## WHAT YOU NEED TO DO
Give all the lines below again, exactly, with no pictures.

(Source data)
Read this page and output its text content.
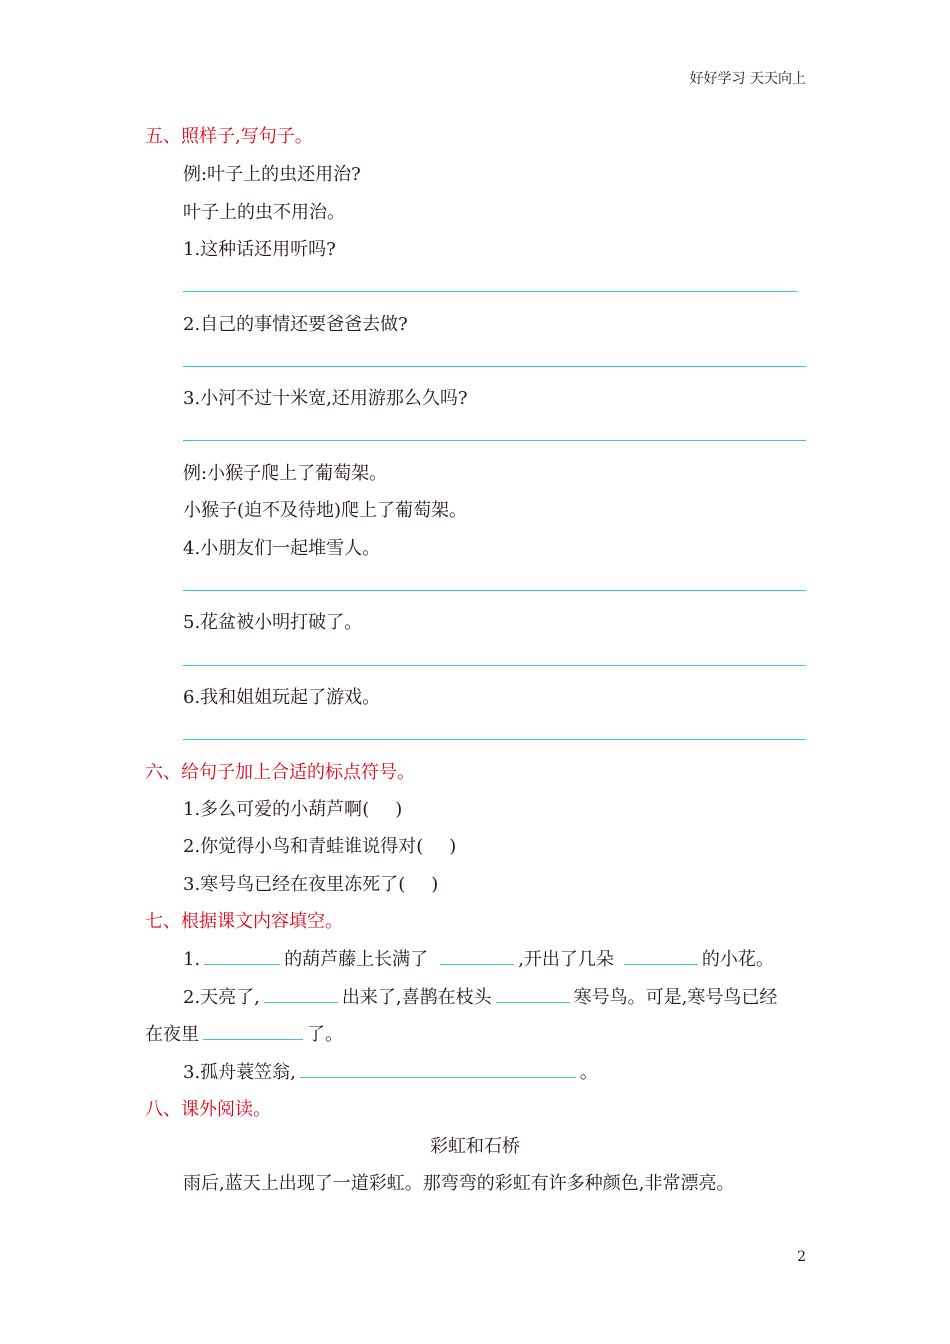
好好学习 天天向上
五、照样子,写句子。
例:叶子上的虫还用治?
叶子上的虫不用治。
1.这种话还用听吗?
2.自己的事情还要爸爸去做?
3.小河不过十米宽,还用游那么久吗?
例:小猴子爬上了葡萄架。
小猴子(迫不及待地)爬上了葡萄架。
4.小朋友们一起堆雪人。
5.花盆被小明打破了。
6.我和姐姐玩起了游戏。
六、给句子加上合适的标点符号。
1.多么可爱的小葫芦啊( )
2.你觉得小鸟和青蛙谁说得对( )
3.寒号鸟已经在夜里冻死了( )
七、根据课文内容填空。
1.	的葫芦藤上长满了	,开出了几朵	的小花。
2.天亮了,	出来了,喜鹊在枝头	寒号鸟。可是,寒号鸟已经
在夜里	了。
3.孤舟蓑笠翁,	。
八、课外阅读。
彩虹和石桥
雨后,蓝天上出现了一道彩虹。那弯弯的彩虹有许多种颜色,非常漂亮。
2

## EXERCISE ANSWER
Read this page and output its text content.
好好学习 天天向上
五、照样子,写句子。
例:叶子上的虫还用治?
叶子上的虫不用治。
1.这种话还用听吗?
2.自己的事情还要爸爸去做?
3.小河不过十米宽,还用游那么久吗?
例:小猴子爬上了葡萄架。
小猴子(迫不及待地)爬上了葡萄架。
4.小朋友们一起堆雪人。
5.花盆被小明打破了。
6.我和姐姐玩起了游戏。
六、给句子加上合适的标点符号。
1.多么可爱的小葫芦啊( )
2.你觉得小鸟和青蛙谁说得对( )
3.寒号鸟已经在夜里冻死了( )
七、根据课文内容填空。
1.	的葫芦藤上长满了	,开出了几朵	的小花。
2.天亮了,	出来了,喜鹊在枝头	寒号鸟。可是,寒号鸟已经
在夜里	了。
3.孤舟蓑笠翁,	。
八、课外阅读。
彩虹和石桥
雨后,蓝天上出现了一道彩虹。那弯弯的彩虹有许多种颜色,非常漂亮。
2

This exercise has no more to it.